*WHAT IS ASKED:* Print every line of the listing exactly, please.

Dataset excerpts
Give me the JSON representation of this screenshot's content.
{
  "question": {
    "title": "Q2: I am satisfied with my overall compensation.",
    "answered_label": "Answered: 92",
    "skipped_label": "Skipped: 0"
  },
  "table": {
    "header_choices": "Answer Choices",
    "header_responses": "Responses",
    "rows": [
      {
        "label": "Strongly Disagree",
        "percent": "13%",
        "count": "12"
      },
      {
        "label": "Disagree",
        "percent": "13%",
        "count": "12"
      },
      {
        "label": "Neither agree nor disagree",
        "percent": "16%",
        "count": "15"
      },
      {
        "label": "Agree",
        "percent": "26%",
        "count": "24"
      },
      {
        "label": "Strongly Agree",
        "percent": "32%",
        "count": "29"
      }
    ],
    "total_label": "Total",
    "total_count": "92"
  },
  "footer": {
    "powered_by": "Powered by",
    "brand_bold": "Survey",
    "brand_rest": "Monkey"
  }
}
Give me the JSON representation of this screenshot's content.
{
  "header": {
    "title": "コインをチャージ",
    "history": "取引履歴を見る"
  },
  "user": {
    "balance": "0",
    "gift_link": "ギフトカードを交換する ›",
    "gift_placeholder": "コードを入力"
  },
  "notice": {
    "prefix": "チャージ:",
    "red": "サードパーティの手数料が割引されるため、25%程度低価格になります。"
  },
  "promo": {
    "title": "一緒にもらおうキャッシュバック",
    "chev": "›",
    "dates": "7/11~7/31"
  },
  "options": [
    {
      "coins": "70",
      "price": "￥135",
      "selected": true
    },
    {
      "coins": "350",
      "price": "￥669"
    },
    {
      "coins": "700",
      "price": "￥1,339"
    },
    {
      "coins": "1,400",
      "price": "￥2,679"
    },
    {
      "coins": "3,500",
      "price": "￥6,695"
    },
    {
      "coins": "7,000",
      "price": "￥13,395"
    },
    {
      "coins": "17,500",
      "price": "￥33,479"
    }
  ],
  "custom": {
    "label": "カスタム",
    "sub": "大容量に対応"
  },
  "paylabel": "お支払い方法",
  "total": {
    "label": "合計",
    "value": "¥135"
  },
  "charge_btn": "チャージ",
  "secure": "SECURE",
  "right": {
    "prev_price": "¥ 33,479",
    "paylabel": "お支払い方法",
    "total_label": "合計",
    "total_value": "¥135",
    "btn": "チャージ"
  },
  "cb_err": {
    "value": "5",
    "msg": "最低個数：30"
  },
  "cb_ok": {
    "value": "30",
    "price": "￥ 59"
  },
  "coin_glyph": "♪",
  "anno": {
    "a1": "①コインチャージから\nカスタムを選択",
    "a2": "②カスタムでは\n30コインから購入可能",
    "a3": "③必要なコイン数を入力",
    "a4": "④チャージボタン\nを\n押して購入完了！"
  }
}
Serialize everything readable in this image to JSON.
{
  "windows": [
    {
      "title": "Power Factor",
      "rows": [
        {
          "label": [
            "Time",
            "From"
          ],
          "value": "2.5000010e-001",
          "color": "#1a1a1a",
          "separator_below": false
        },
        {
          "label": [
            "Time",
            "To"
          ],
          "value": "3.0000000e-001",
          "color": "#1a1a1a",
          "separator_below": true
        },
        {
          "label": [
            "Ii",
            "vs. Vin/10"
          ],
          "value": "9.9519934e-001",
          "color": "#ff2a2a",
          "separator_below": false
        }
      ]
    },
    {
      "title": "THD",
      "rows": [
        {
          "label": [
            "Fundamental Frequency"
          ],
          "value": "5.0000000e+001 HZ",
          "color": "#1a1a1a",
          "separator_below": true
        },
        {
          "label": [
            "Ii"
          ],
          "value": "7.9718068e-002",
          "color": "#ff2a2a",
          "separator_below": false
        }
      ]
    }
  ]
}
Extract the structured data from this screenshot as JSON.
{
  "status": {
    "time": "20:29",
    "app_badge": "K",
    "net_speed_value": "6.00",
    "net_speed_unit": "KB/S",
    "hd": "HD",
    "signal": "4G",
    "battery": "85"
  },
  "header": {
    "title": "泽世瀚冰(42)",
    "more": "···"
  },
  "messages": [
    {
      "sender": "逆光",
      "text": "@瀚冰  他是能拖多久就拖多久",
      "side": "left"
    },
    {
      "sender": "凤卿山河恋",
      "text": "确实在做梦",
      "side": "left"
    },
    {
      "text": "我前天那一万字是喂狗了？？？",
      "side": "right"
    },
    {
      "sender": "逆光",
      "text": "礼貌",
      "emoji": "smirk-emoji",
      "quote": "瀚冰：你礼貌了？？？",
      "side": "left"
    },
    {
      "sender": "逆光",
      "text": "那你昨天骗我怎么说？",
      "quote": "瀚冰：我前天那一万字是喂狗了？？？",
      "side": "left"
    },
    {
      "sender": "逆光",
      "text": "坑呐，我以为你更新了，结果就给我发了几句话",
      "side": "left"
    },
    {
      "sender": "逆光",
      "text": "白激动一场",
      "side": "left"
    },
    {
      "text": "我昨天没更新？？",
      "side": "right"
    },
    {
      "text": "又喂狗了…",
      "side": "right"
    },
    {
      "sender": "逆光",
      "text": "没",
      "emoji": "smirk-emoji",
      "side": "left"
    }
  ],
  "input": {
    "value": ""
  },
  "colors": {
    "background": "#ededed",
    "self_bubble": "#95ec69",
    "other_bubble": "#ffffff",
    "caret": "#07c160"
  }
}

*TASK SOLUTION:*
Give me the JSON representation of this screenshot's content.
{
  "question": {
    "title": "Q2: I am satisfied with my overall compensation.",
    "answered_label": "Answered: 92",
    "skipped_label": "Skipped: 0"
  },
  "table": {
    "header_choices": "Answer Choices",
    "header_responses": "Responses",
    "rows": [
      {
        "label": "Strongly Disagree",
        "percent": "13%",
        "count": "12"
      },
      {
        "label": "Disagree",
        "percent": "13%",
        "count": "12"
      },
      {
        "label": "Neither agree nor disagree",
        "percent": "16%",
        "count": "15"
      },
      {
        "label": "Agree",
        "percent": "26%",
        "count": "24"
      },
      {
        "label": "Strongly Agree",
        "percent": "32%",
        "count": "29"
      }
    ],
    "total_label": "Total",
    "total_count": "92"
  },
  "footer": {
    "powered_by": "Powered by",
    "brand_bold": "Survey",
    "brand_rest": "Monkey"
  }
}
Give me the JSON representation of this screenshot's content.
{
  "header": {
    "title": "コインをチャージ",
    "history": "取引履歴を見る"
  },
  "user": {
    "balance": "0",
    "gift_link": "ギフトカードを交換する ›",
    "gift_placeholder": "コードを入力"
  },
  "notice": {
    "prefix": "チャージ:",
    "red": "サードパーティの手数料が割引されるため、25%程度低価格になります。"
  },
  "promo": {
    "title": "一緒にもらおうキャッシュバック",
    "chev": "›",
    "dates": "7/11~7/31"
  },
  "options": [
    {
      "coins": "70",
      "price": "￥135",
      "selected": true
    },
    {
      "coins": "350",
      "price": "￥669"
    },
    {
      "coins": "700",
      "price": "￥1,339"
    },
    {
      "coins": "1,400",
      "price": "￥2,679"
    },
    {
      "coins": "3,500",
      "price": "￥6,695"
    },
    {
      "coins": "7,000",
      "price": "￥13,395"
    },
    {
      "coins": "17,500",
      "price": "￥33,479"
    }
  ],
  "custom": {
    "label": "カスタム",
    "sub": "大容量に対応"
  },
  "paylabel": "お支払い方法",
  "total": {
    "label": "合計",
    "value": "¥135"
  },
  "charge_btn": "チャージ",
  "secure": "SECURE",
  "right": {
    "prev_price": "¥ 33,479",
    "paylabel": "お支払い方法",
    "total_label": "合計",
    "total_value": "¥135",
    "btn": "チャージ"
  },
  "cb_err": {
    "value": "5",
    "msg": "最低個数：30"
  },
  "cb_ok": {
    "value": "30",
    "price": "￥ 59"
  },
  "coin_glyph": "♪",
  "anno": {
    "a1": "①コインチャージから\nカスタムを選択",
    "a2": "②カスタムでは\n30コインから購入可能",
    "a3": "③必要なコイン数を入力",
    "a4": "④チャージボタン\nを\n押して購入完了！"
  }
}
Serialize everything readable in this image to JSON.
{
  "windows": [
    {
      "title": "Power Factor",
      "rows": [
        {
          "label": [
            "Time",
            "From"
          ],
          "value": "2.5000010e-001",
          "color": "#1a1a1a",
          "separator_below": false
        },
        {
          "label": [
            "Time",
            "To"
          ],
          "value": "3.0000000e-001",
          "color": "#1a1a1a",
          "separator_below": true
        },
        {
          "label": [
            "Ii",
            "vs. Vin/10"
          ],
          "value": "9.9519934e-001",
          "color": "#ff2a2a",
          "separator_below": false
        }
      ]
    },
    {
      "title": "THD",
      "rows": [
        {
          "label": [
            "Fundamental Frequency"
          ],
          "value": "5.0000000e+001 HZ",
          "color": "#1a1a1a",
          "separator_below": true
        },
        {
          "label": [
            "Ii"
          ],
          "value": "7.9718068e-002",
          "color": "#ff2a2a",
          "separator_below": false
        }
      ]
    }
  ]
}
Extract the structured data from this screenshot as JSON.
{
  "status": {
    "time": "20:29",
    "app_badge": "K",
    "net_speed_value": "6.00",
    "net_speed_unit": "KB/S",
    "hd": "HD",
    "signal": "4G",
    "battery": "85"
  },
  "header": {
    "title": "泽世瀚冰(42)",
    "more": "···"
  },
  "messages": [
    {
      "sender": "逆光",
      "text": "@瀚冰  他是能拖多久就拖多久",
      "side": "left"
    },
    {
      "sender": "凤卿山河恋",
      "text": "确实在做梦",
      "side": "left"
    },
    {
      "text": "我前天那一万字是喂狗了？？？",
      "side": "right"
    },
    {
      "sender": "逆光",
      "text": "礼貌",
      "emoji": "smirk-emoji",
      "quote": "瀚冰：你礼貌了？？？",
      "side": "left"
    },
    {
      "sender": "逆光",
      "text": "那你昨天骗我怎么说？",
      "quote": "瀚冰：我前天那一万字是喂狗了？？？",
      "side": "left"
    },
    {
      "sender": "逆光",
      "text": "坑呐，我以为你更新了，结果就给我发了几句话",
      "side": "left"
    },
    {
      "sender": "逆光",
      "text": "白激动一场",
      "side": "left"
    },
    {
      "text": "我昨天没更新？？",
      "side": "right"
    },
    {
      "text": "又喂狗了…",
      "side": "right"
    },
    {
      "sender": "逆光",
      "text": "没",
      "emoji": "smirk-emoji",
      "side": "left"
    }
  ],
  "input": {
    "value": ""
  },
  "colors": {
    "background": "#ededed",
    "self_bubble": "#95ec69",
    "other_bubble": "#ffffff",
    "caret": "#07c160"
  }
}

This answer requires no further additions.